**Data provided**.
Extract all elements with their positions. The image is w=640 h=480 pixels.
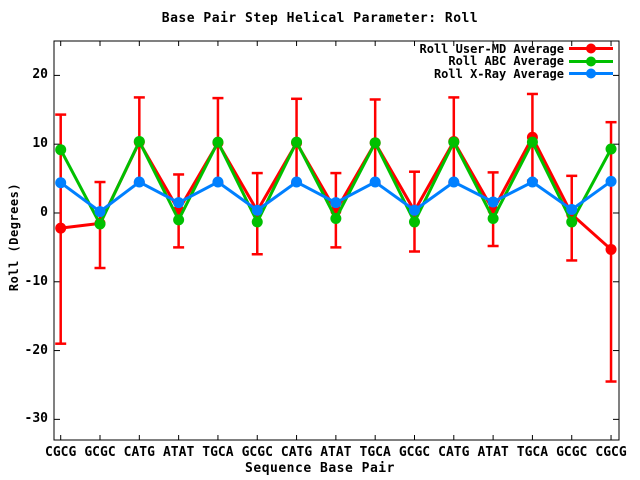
data-point <box>291 136 303 148</box>
data-point <box>448 176 460 188</box>
data-point <box>605 243 617 255</box>
y-tick-label: -30 <box>24 411 48 427</box>
data-point <box>173 214 185 226</box>
x-tick-label: CATG <box>280 445 313 460</box>
x-tick-label: TGCA <box>516 445 549 460</box>
data-point <box>448 136 460 148</box>
data-point <box>566 216 578 228</box>
x-axis-title: Sequence Base Pair <box>245 461 395 476</box>
x-tick-label: CGCG <box>595 445 627 460</box>
data-point <box>173 197 185 209</box>
x-tick-label: ATAT <box>320 445 352 460</box>
y-tick-label: -20 <box>24 342 48 358</box>
chart-title: Base Pair Step Helical Parameter: Roll <box>161 11 479 26</box>
data-point <box>55 144 67 156</box>
x-tick-label: ATAT <box>162 445 195 460</box>
data-point <box>212 136 224 148</box>
data-point <box>55 222 67 234</box>
data-point <box>526 176 538 188</box>
data-point <box>94 206 106 218</box>
y-tick-label: -10 <box>24 273 48 289</box>
data-point <box>605 143 617 155</box>
data-point <box>487 212 499 224</box>
y-tick-label: 10 <box>32 136 48 152</box>
x-tick-label: GCGC <box>398 445 431 460</box>
x-tick-label: TGCA <box>202 445 234 460</box>
x-tick-label: TGCA <box>359 445 391 460</box>
data-point <box>487 196 499 208</box>
x-tick-label: GCGC <box>556 445 588 460</box>
data-point <box>330 197 342 209</box>
x-tick-label: CGCG <box>45 445 77 460</box>
data-point <box>251 204 263 216</box>
y-tick-label: 0 <box>40 204 48 220</box>
data-point <box>330 212 342 224</box>
x-tick-label: CATG <box>438 445 470 460</box>
data-point <box>369 176 381 188</box>
data-point <box>94 218 106 230</box>
data-point <box>605 175 617 187</box>
data-point <box>369 137 381 149</box>
data-point <box>55 177 67 189</box>
x-tick-label: ATAT <box>477 445 509 460</box>
data-point <box>251 216 263 228</box>
data-point <box>566 204 578 216</box>
x-tick-label: GCGC <box>241 445 273 460</box>
data-point <box>291 176 303 188</box>
x-tick-label: GCGC <box>84 445 116 460</box>
data-point <box>408 204 420 216</box>
data-point <box>133 176 145 188</box>
data-point <box>212 176 224 188</box>
data-point <box>526 136 538 148</box>
data-point <box>408 216 420 228</box>
data-point <box>133 135 145 147</box>
x-tick-label: CATG <box>123 445 155 460</box>
plot-border <box>53 40 620 441</box>
y-tick-label: 20 <box>32 67 48 83</box>
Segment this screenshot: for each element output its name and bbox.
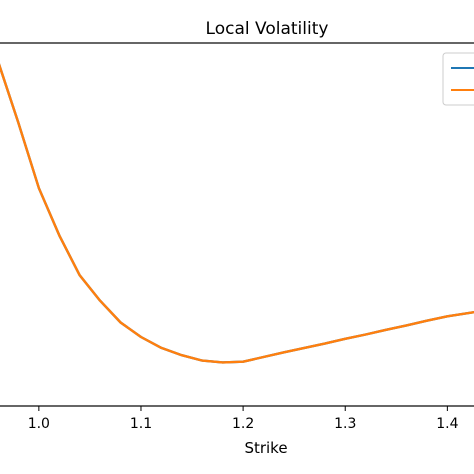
x-axis-label: Strike: [244, 439, 287, 457]
legend: [442, 52, 474, 106]
plot-frame: [0, 42, 474, 407]
x-tick-label: 1.2: [232, 416, 254, 432]
x-tick-label: 1.0: [28, 416, 50, 432]
series-line-1: [0, 63, 474, 364]
chart-title: Local Volatility: [206, 19, 329, 39]
series-layer: [0, 63, 474, 364]
x-tick-label: 1.3: [334, 416, 356, 432]
plot-border: [0, 42, 474, 407]
series-line-2: [0, 63, 474, 364]
legend-box: [442, 52, 474, 106]
x-tick-label: 1.4: [436, 416, 458, 432]
x-axis-ticks: 1.0 1.1 1.2 1.3 1.4: [28, 406, 459, 432]
x-tick-label: 1.1: [130, 416, 152, 432]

**What you should do**.
Return every line of the material above verbatim, without the pictures.

**Exercise response**.
Extract all elements with their positions. The image is w=640 h=480 pixels.
data-point <box>291 136 303 148</box>
data-point <box>448 176 460 188</box>
data-point <box>605 243 617 255</box>
y-tick-label: -30 <box>24 411 48 427</box>
data-point <box>173 214 185 226</box>
x-tick-label: CATG <box>280 445 313 460</box>
x-tick-label: TGCA <box>516 445 549 460</box>
data-point <box>448 136 460 148</box>
data-point <box>566 216 578 228</box>
x-axis-title: Sequence Base Pair <box>245 461 395 476</box>
x-tick-label: CGCG <box>595 445 627 460</box>
data-point <box>173 197 185 209</box>
x-tick-label: ATAT <box>320 445 352 460</box>
y-tick-label: -20 <box>24 342 48 358</box>
chart-title: Base Pair Step Helical Parameter: Roll <box>161 11 479 26</box>
data-point <box>55 144 67 156</box>
x-tick-label: ATAT <box>162 445 195 460</box>
data-point <box>212 136 224 148</box>
data-point <box>55 222 67 234</box>
data-point <box>526 176 538 188</box>
data-point <box>94 206 106 218</box>
y-tick-label: -10 <box>24 273 48 289</box>
data-point <box>605 143 617 155</box>
data-point <box>487 212 499 224</box>
y-tick-label: 10 <box>32 136 48 152</box>
x-tick-label: GCGC <box>398 445 431 460</box>
x-tick-label: TGCA <box>202 445 234 460</box>
x-tick-label: TGCA <box>359 445 391 460</box>
data-point <box>487 196 499 208</box>
x-tick-label: GCGC <box>556 445 588 460</box>
data-point <box>330 197 342 209</box>
x-tick-label: CGCG <box>45 445 77 460</box>
data-point <box>251 204 263 216</box>
y-tick-label: 0 <box>40 204 48 220</box>
data-point <box>330 212 342 224</box>
x-tick-label: CATG <box>438 445 470 460</box>
data-point <box>369 176 381 188</box>
data-point <box>94 218 106 230</box>
data-point <box>605 175 617 187</box>
data-point <box>369 137 381 149</box>
data-point <box>55 177 67 189</box>
x-tick-label: ATAT <box>477 445 509 460</box>
data-point <box>251 216 263 228</box>
data-point <box>566 204 578 216</box>
x-tick-label: GCGC <box>241 445 273 460</box>
data-point <box>291 176 303 188</box>
x-tick-label: GCGC <box>84 445 116 460</box>
data-point <box>408 204 420 216</box>
data-point <box>133 176 145 188</box>
data-point <box>212 176 224 188</box>
data-point <box>526 136 538 148</box>
data-point <box>408 216 420 228</box>
data-point <box>133 135 145 147</box>
x-tick-label: CATG <box>123 445 155 460</box>
plot-border <box>53 40 620 441</box>
y-tick-label: 20 <box>32 67 48 83</box>
Segment this screenshot: for each element output its name and bbox.
x-axis-label: Strike: [244, 439, 287, 457]
legend: [442, 52, 474, 106]
plot-frame: [0, 42, 474, 407]
x-tick-label: 1.2: [232, 416, 254, 432]
x-tick-label: 1.0: [28, 416, 50, 432]
series-line-1: [0, 63, 474, 364]
chart-title: Local Volatility: [206, 19, 329, 39]
series-layer: [0, 63, 474, 364]
x-tick-label: 1.3: [334, 416, 356, 432]
plot-border: [0, 42, 474, 407]
series-line-2: [0, 63, 474, 364]
legend-box: [442, 52, 474, 106]
x-tick-label: 1.4: [436, 416, 458, 432]
x-axis-ticks: 1.0 1.1 1.2 1.3 1.4: [28, 406, 459, 432]
x-tick-label: 1.1: [130, 416, 152, 432]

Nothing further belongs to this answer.